Filter the records for lines holding the string "graphical".

* Begin *

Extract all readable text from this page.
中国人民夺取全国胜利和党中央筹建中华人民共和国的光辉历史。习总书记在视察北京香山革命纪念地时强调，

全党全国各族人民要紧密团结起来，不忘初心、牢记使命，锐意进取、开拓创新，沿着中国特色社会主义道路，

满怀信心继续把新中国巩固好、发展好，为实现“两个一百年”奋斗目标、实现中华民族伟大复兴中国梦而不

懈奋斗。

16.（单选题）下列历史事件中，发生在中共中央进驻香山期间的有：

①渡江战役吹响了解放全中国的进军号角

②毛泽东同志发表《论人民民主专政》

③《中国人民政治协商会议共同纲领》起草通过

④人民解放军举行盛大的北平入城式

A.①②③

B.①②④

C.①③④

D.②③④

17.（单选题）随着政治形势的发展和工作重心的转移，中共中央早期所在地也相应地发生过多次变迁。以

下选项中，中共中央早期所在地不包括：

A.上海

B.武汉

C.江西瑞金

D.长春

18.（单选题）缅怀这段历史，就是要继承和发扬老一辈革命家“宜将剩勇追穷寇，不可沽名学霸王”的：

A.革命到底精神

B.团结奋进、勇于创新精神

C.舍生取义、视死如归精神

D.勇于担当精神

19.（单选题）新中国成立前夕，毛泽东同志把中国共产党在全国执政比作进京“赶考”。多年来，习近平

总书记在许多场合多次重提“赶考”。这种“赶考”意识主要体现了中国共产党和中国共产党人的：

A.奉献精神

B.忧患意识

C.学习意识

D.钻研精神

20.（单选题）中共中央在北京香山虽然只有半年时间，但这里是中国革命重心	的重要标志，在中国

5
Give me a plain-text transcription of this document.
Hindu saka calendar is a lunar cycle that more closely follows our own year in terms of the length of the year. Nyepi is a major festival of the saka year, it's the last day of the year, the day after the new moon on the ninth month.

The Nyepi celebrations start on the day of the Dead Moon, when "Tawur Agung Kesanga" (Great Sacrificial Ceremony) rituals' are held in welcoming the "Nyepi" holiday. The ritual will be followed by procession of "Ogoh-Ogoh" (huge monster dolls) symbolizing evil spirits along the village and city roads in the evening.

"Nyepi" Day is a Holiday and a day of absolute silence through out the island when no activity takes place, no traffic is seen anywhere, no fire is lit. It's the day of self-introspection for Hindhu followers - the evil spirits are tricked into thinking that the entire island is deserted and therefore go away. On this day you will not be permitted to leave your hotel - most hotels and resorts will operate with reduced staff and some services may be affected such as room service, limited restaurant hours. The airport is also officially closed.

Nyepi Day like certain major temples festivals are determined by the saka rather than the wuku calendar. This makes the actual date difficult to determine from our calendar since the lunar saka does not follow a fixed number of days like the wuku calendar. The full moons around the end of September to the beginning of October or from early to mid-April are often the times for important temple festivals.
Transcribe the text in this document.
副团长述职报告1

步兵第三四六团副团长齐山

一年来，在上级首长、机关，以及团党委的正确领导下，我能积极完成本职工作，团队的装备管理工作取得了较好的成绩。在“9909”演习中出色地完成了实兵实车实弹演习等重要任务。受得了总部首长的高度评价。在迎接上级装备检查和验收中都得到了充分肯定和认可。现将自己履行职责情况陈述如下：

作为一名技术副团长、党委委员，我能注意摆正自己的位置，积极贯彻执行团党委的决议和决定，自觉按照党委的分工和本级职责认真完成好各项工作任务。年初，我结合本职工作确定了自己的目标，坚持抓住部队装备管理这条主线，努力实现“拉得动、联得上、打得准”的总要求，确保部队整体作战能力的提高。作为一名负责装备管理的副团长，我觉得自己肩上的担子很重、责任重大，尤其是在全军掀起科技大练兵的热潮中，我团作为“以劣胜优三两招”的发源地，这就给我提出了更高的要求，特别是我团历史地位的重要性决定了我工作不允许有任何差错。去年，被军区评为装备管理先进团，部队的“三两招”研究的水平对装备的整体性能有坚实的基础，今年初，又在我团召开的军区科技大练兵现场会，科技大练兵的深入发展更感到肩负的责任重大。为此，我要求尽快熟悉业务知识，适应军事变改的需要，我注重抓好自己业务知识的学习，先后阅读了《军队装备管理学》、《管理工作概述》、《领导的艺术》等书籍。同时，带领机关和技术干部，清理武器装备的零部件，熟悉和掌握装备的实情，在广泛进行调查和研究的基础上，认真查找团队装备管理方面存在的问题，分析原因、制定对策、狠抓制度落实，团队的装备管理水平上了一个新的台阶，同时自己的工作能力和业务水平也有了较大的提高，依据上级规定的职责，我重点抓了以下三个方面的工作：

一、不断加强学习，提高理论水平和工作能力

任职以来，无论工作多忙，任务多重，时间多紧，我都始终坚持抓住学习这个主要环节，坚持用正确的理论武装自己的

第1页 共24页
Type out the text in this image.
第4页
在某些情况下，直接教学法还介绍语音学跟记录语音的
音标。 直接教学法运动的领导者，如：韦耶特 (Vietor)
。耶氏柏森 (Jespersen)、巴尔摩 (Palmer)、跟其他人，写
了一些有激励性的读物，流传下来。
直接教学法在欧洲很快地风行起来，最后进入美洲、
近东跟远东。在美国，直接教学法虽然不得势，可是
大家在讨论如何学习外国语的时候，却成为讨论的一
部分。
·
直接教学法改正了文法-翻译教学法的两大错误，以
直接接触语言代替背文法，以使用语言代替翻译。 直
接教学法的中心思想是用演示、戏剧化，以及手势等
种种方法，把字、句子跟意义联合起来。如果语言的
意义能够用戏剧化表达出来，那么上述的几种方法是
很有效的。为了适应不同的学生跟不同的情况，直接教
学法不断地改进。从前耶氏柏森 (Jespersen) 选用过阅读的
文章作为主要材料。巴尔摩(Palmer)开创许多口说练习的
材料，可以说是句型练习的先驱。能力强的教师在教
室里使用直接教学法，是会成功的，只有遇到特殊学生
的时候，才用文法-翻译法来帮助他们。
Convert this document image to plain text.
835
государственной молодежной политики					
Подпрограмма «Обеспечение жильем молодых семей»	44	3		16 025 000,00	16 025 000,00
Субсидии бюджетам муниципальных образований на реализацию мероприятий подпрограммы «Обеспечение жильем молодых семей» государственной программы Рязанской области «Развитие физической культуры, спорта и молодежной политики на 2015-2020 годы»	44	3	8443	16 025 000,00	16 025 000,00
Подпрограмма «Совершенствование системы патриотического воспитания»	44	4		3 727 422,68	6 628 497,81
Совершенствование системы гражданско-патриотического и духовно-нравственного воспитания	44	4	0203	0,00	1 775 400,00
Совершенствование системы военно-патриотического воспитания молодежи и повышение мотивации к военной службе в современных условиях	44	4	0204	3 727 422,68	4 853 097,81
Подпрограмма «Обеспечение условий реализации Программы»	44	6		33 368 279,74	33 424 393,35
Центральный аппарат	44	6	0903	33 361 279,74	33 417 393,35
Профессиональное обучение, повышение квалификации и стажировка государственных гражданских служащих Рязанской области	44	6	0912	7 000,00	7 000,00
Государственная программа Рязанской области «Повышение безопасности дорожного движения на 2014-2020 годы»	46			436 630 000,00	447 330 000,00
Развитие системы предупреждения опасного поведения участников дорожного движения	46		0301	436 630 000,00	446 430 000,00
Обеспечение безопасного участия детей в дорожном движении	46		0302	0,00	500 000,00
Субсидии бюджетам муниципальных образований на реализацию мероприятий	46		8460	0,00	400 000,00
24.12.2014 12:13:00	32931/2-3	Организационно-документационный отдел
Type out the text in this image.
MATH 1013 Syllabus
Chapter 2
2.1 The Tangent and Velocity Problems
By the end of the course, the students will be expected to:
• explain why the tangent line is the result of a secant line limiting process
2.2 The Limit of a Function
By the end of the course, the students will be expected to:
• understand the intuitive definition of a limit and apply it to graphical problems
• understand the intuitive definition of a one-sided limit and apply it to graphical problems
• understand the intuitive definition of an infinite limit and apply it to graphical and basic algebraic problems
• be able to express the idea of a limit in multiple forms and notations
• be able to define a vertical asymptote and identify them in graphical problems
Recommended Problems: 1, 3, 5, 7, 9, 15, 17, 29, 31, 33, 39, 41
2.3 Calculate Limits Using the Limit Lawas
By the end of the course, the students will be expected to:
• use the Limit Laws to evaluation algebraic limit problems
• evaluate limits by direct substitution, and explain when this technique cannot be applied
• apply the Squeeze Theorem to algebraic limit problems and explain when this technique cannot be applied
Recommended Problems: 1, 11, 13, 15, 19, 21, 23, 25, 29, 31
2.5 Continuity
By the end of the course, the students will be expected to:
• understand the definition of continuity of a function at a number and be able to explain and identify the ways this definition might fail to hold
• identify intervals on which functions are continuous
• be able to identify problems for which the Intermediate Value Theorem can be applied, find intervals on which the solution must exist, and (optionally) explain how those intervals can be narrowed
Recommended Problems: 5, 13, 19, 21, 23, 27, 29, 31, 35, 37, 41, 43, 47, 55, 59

* End *

# [Task response]
• understand the intuitive definition of a limit and apply it to graphical problems
• understand the intuitive definition of a one-sided limit and apply it to graphical problems
• understand the intuitive definition of an infinite limit and apply it to graphical and basic algebraic problems
• be able to define a vertical asymptote and identify them in graphical problems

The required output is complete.